* begin SUPPLIED ENTRIES *

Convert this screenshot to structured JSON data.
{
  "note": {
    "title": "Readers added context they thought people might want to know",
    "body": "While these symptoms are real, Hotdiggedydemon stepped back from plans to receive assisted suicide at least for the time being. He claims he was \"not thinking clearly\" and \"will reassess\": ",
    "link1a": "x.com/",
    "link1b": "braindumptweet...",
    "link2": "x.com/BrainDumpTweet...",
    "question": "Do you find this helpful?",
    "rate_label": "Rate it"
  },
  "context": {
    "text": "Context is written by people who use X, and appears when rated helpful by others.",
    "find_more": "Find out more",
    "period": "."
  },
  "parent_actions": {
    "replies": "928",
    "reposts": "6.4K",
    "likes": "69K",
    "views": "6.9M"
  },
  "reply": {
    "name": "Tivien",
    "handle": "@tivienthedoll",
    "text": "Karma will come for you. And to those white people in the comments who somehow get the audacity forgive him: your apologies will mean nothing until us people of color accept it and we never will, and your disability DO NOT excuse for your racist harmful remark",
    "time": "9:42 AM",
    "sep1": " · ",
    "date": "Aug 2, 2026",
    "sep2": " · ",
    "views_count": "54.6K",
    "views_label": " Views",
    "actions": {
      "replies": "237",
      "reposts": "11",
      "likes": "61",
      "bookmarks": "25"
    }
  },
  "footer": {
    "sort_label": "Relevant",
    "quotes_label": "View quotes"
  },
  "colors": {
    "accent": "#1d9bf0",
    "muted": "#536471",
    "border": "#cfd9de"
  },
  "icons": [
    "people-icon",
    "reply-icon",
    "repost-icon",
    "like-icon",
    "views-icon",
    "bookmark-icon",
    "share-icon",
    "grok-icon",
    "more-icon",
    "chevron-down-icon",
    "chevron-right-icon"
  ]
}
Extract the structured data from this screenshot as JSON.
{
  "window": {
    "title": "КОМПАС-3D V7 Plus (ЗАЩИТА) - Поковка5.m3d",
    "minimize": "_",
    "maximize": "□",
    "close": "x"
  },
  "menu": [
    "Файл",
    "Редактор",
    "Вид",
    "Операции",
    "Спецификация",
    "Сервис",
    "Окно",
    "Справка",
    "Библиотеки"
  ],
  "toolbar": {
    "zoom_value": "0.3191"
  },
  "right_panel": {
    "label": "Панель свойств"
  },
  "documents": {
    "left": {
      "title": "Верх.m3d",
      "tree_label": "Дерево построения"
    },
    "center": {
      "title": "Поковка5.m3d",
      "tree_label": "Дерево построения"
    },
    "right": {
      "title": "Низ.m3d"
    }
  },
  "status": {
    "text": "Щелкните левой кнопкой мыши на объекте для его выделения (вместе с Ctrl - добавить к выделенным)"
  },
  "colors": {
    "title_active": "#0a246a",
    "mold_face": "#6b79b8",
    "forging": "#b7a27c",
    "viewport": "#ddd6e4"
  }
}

* end SUPPLIED ENTRIES *

DIRECTION —
Copy every line of the listing containing the string "this".

COMPLETE OUTPUT —
Convert this screenshot to structured JSON data.
    "question": "Do you find this helpful?",
Extract the structured data from this screenshot as JSON.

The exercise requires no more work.